*Task description*:
Output every line of the listing below verbatim, leaving out the pictures.

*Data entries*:
◇ ◇ ◇ ◇

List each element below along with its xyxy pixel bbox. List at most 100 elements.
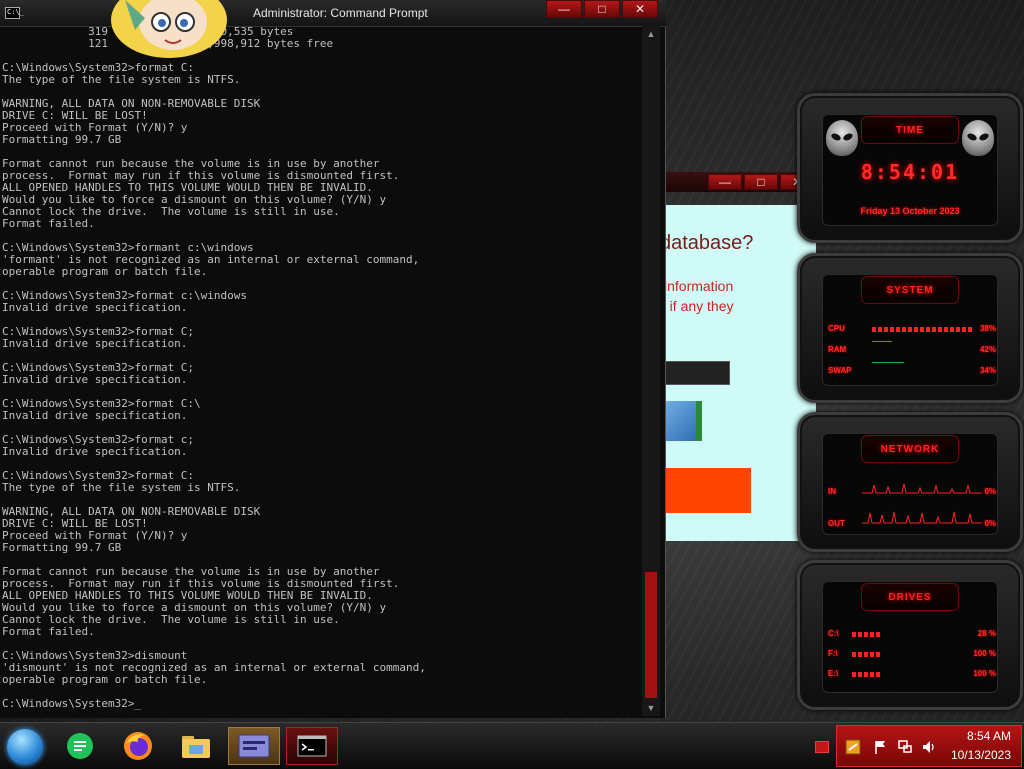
drive-c-bar [852, 632, 880, 637]
cmd-window-title: Administrator: Command Prompt [253, 6, 428, 20]
taskbar-chat-app[interactable] [54, 727, 106, 765]
cmd-maximize-button[interactable]: □ [584, 0, 620, 18]
swap-label: SWAP [828, 366, 852, 375]
swap-bar [872, 362, 904, 363]
net-in-row: IN 0% [828, 483, 996, 499]
console-line: Cannot lock the drive. The volume is sti… [2, 613, 340, 626]
dialog-minimize-button[interactable]: — [708, 174, 742, 190]
console-line: The type of the file system is NTFS. [2, 481, 241, 494]
taskbar: 8:54 AM 10/13/2023 [0, 722, 1024, 769]
system-gadget[interactable]: SYSTEM CPU 38% RAM 42% SWAP 34% [797, 253, 1023, 403]
drive-f-value: 100 % [973, 649, 996, 658]
network-gadget[interactable]: NETWORK IN 0% OUT 0% [797, 412, 1023, 552]
network-gadget-header: NETWORK [861, 435, 959, 463]
folder-icon [182, 736, 210, 758]
net-out-label: OUT [828, 519, 845, 528]
system-tray: 8:54 AM 10/13/2023 [836, 725, 1022, 767]
command-prompt-window[interactable]: C:\_ Administrator: Command Prompt — □ ✕… [0, 0, 666, 718]
net-out-graph [862, 511, 982, 524]
cmd-title-bar[interactable]: C:\_ Administrator: Command Prompt — □ ✕ [0, 0, 666, 27]
cmd-scrollbar[interactable]: ▲ ▼ [642, 26, 660, 716]
action-center-flag-icon[interactable] [873, 739, 889, 755]
show-desktop-button[interactable] [815, 741, 829, 753]
dialog-title-bar[interactable]: — □ ✕ [655, 172, 820, 192]
chat-app-icon [67, 733, 93, 759]
console-line: Invalid drive specification. [2, 445, 188, 458]
cmd-window-icon[interactable]: C:\_ [5, 7, 24, 19]
drive-e-row: E:\ 100 % [828, 669, 996, 681]
net-out-value: 0% [984, 519, 996, 528]
drive-f-row: F:\ 100 % [828, 649, 996, 661]
background-dialog-window[interactable]: — □ ✕ database? information e if any the… [655, 172, 820, 544]
gadget-clock: 8:54:01 [860, 160, 960, 184]
time-gadget-header: TIME [861, 116, 959, 144]
console-line: Formatting 99.7 GB [2, 541, 122, 554]
net-in-label: IN [828, 487, 836, 496]
system-gadget-header: SYSTEM [861, 276, 959, 304]
taskbar-date[interactable]: 10/13/2023 [951, 748, 1011, 762]
drive-f-bar [852, 652, 882, 657]
drive-c-row: C:\ 28 % [828, 629, 996, 641]
taskbar-firefox[interactable] [112, 727, 164, 765]
net-in-value: 0% [984, 487, 996, 496]
ram-row: RAM 42% [828, 341, 996, 357]
time-gadget[interactable]: TIME 8:54:01 Friday 13 October 2023 [797, 93, 1023, 243]
gadget-date: Friday 13 October 2023 [860, 206, 960, 216]
drive-e-bar [852, 672, 882, 677]
dialog-orange-button[interactable] [658, 468, 751, 513]
taskbar-clock[interactable]: 8:54 AM [967, 729, 1011, 743]
drive-f-label: F:\ [828, 649, 838, 658]
console-line: Formatting 99.7 GB [2, 133, 122, 146]
alien-head-icon [962, 120, 994, 156]
taskbar-file-explorer[interactable] [170, 727, 222, 765]
cpu-row: CPU 38% [828, 324, 996, 336]
cpu-label: CPU [828, 324, 845, 333]
alien-head-icon [826, 120, 858, 156]
dialog-text-line-2: e if any they [658, 298, 734, 314]
console-line: C:\Windows\System32>_ [2, 697, 142, 710]
console-line: Invalid drive specification. [2, 409, 188, 422]
cmd-minimize-button[interactable]: — [546, 0, 582, 18]
console-line: Format failed. [2, 625, 95, 638]
taskbar-command-prompt[interactable] [286, 727, 338, 765]
console-line: Invalid drive specification. [2, 337, 188, 350]
dialog-input-field[interactable] [658, 361, 730, 385]
dialog-body: database? information e if any they [658, 205, 816, 541]
cpu-bar [872, 327, 972, 332]
console-line: The type of the file system is NTFS. [2, 73, 241, 86]
network-icon[interactable] [897, 739, 913, 755]
firefox-icon [124, 732, 152, 760]
drive-c-label: C:\ [828, 629, 839, 638]
drive-e-label: E:\ [828, 669, 839, 678]
console-output[interactable]: 319 636,200,535 bytes 121 ,728,998,912 b… [2, 26, 638, 716]
tray-app-icon[interactable] [845, 739, 861, 755]
scroll-thumb[interactable] [645, 572, 657, 698]
console-line: 121 ,728,998,912 bytes free [88, 37, 334, 50]
drives-gadget-header: DRIVES [861, 583, 959, 611]
ram-bar [872, 341, 892, 342]
net-out-row: OUT 0% [828, 511, 996, 531]
window-app-icon [238, 734, 270, 758]
scroll-down-arrow-icon[interactable]: ▼ [642, 700, 660, 716]
net-in-graph [862, 483, 982, 494]
console-line: Format failed. [2, 217, 95, 230]
dialog-heading: database? [660, 232, 754, 254]
console-line: Cannot lock the drive. The volume is sti… [2, 205, 340, 218]
drives-gadget[interactable]: DRIVES C:\ 28 % F:\ 100 % E:\ 100 % [797, 560, 1023, 710]
cpu-value: 38% [979, 324, 996, 333]
cartoon-character-overlay [105, 0, 233, 58]
dialog-text-line-1: information [664, 278, 734, 294]
cmd-close-button[interactable]: ✕ [622, 0, 658, 18]
ram-label: RAM [828, 345, 847, 354]
taskbar-window-app[interactable] [228, 727, 280, 765]
drive-e-value: 100 % [973, 669, 996, 678]
scroll-up-arrow-icon[interactable]: ▲ [642, 26, 660, 42]
start-orb-icon[interactable] [7, 729, 43, 765]
dialog-maximize-button[interactable]: □ [744, 174, 778, 190]
console-line: operable program or batch file. [2, 673, 208, 686]
command-prompt-icon [297, 735, 327, 757]
console-line: Invalid drive specification. [2, 373, 188, 386]
volume-icon[interactable] [921, 739, 937, 755]
drive-c-value: 28 % [977, 629, 996, 638]
ram-value: 42% [979, 345, 996, 354]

◇ ◇ ◇ ◇

*Task result*:
List each element below along with its xyxy pixel bbox. List at most 100 elements.
drive-c-bar [852, 632, 880, 637]
cmd-window-title: Administrator: Command Prompt [253, 6, 428, 20]
taskbar-chat-app[interactable] [54, 727, 106, 765]
cmd-maximize-button[interactable]: □ [584, 0, 620, 18]
swap-label: SWAP [828, 366, 852, 375]
swap-bar [872, 362, 904, 363]
net-in-row: IN 0% [828, 483, 996, 499]
console-line: Cannot lock the drive. The volume is sti… [2, 613, 340, 626]
dialog-minimize-button[interactable]: — [708, 174, 742, 190]
console-line: The type of the file system is NTFS. [2, 481, 241, 494]
taskbar: 8:54 AM 10/13/2023 [0, 722, 1024, 769]
system-gadget[interactable]: SYSTEM CPU 38% RAM 42% SWAP 34% [797, 253, 1023, 403]
drive-f-value: 100 % [973, 649, 996, 658]
network-gadget[interactable]: NETWORK IN 0% OUT 0% [797, 412, 1023, 552]
network-gadget-header: NETWORK [861, 435, 959, 463]
folder-icon [182, 736, 210, 758]
net-out-label: OUT [828, 519, 845, 528]
system-tray: 8:54 AM 10/13/2023 [836, 725, 1022, 767]
command-prompt-window[interactable]: C:\_ Administrator: Command Prompt — □ ✕… [0, 0, 666, 718]
net-out-graph [862, 511, 982, 524]
cmd-title-bar[interactable]: C:\_ Administrator: Command Prompt — □ ✕ [0, 0, 666, 27]
cmd-scrollbar[interactable]: ▲ ▼ [642, 26, 660, 716]
action-center-flag-icon[interactable] [873, 739, 889, 755]
show-desktop-button[interactable] [815, 741, 829, 753]
dialog-title-bar[interactable]: — □ ✕ [655, 172, 820, 192]
chat-app-icon [67, 733, 93, 759]
console-line: Invalid drive specification. [2, 445, 188, 458]
cmd-window-icon[interactable]: C:\_ [5, 7, 24, 19]
drive-e-row: E:\ 100 % [828, 669, 996, 681]
net-out-value: 0% [984, 519, 996, 528]
drive-f-row: F:\ 100 % [828, 649, 996, 661]
background-dialog-window[interactable]: — □ ✕ database? information e if any the… [655, 172, 820, 544]
gadget-clock: 8:54:01 [860, 160, 960, 184]
time-gadget-header: TIME [861, 116, 959, 144]
console-line: Formatting 99.7 GB [2, 541, 122, 554]
net-in-label: IN [828, 487, 836, 496]
system-gadget-header: SYSTEM [861, 276, 959, 304]
taskbar-date[interactable]: 10/13/2023 [951, 748, 1011, 762]
drive-f-bar [852, 652, 882, 657]
drive-c-row: C:\ 28 % [828, 629, 996, 641]
taskbar-firefox[interactable] [112, 727, 164, 765]
net-in-value: 0% [984, 487, 996, 496]
ram-row: RAM 42% [828, 341, 996, 357]
time-gadget[interactable]: TIME 8:54:01 Friday 13 October 2023 [797, 93, 1023, 243]
gadget-date: Friday 13 October 2023 [860, 206, 960, 216]
drive-e-bar [852, 672, 882, 677]
dialog-orange-button[interactable] [658, 468, 751, 513]
taskbar-clock[interactable]: 8:54 AM [967, 729, 1011, 743]
drive-f-label: F:\ [828, 649, 838, 658]
console-line: Formatting 99.7 GB [2, 133, 122, 146]
alien-head-icon [962, 120, 994, 156]
taskbar-file-explorer[interactable] [170, 727, 222, 765]
cpu-row: CPU 38% [828, 324, 996, 336]
cpu-label: CPU [828, 324, 845, 333]
alien-head-icon [826, 120, 858, 156]
dialog-text-line-2: e if any they [658, 298, 734, 314]
console-line: C:\Windows\System32>_ [2, 697, 142, 710]
console-line: Invalid drive specification. [2, 409, 188, 422]
cmd-minimize-button[interactable]: — [546, 0, 582, 18]
console-line: Format failed. [2, 625, 95, 638]
taskbar-command-prompt[interactable] [286, 727, 338, 765]
console-line: Invalid drive specification. [2, 337, 188, 350]
dialog-input-field[interactable] [658, 361, 730, 385]
dialog-body: database? information e if any they [658, 205, 816, 541]
cpu-bar [872, 327, 972, 332]
console-line: The type of the file system is NTFS. [2, 73, 241, 86]
network-icon[interactable] [897, 739, 913, 755]
firefox-icon [124, 732, 152, 760]
drive-c-label: C:\ [828, 629, 839, 638]
drive-e-label: E:\ [828, 669, 839, 678]
console-output[interactable]: 319 636,200,535 bytes 121 ,728,998,912 b… [2, 26, 638, 716]
tray-app-icon[interactable] [845, 739, 861, 755]
scroll-thumb[interactable] [645, 572, 657, 698]
console-line: 121 ,728,998,912 bytes free [88, 37, 334, 50]
drives-gadget-header: DRIVES [861, 583, 959, 611]
ram-bar [872, 341, 892, 342]
net-out-row: OUT 0% [828, 511, 996, 531]
window-app-icon [238, 734, 270, 758]
scroll-down-arrow-icon[interactable]: ▼ [642, 700, 660, 716]
net-in-graph [862, 483, 982, 494]
console-line: Format failed. [2, 217, 95, 230]
dialog-heading: database? [660, 232, 754, 254]
console-line: Cannot lock the drive. The volume is sti… [2, 205, 340, 218]
drives-gadget[interactable]: DRIVES C:\ 28 % F:\ 100 % E:\ 100 % [797, 560, 1023, 710]
cpu-value: 38% [979, 324, 996, 333]
cartoon-character-overlay [105, 0, 233, 58]
dialog-text-line-1: information [664, 278, 734, 294]
cmd-close-button[interactable]: ✕ [622, 0, 658, 18]
ram-label: RAM [828, 345, 847, 354]
taskbar-window-app[interactable] [228, 727, 280, 765]
drive-e-value: 100 % [973, 669, 996, 678]
scroll-up-arrow-icon[interactable]: ▲ [642, 26, 660, 42]
start-orb-icon[interactable] [7, 729, 43, 765]
dialog-maximize-button[interactable]: □ [744, 174, 778, 190]
console-line: operable program or batch file. [2, 673, 208, 686]
command-prompt-icon [297, 735, 327, 757]
console-line: Invalid drive specification. [2, 373, 188, 386]
volume-icon[interactable] [921, 739, 937, 755]
drive-c-value: 28 % [977, 629, 996, 638]
ram-value: 42% [979, 345, 996, 354]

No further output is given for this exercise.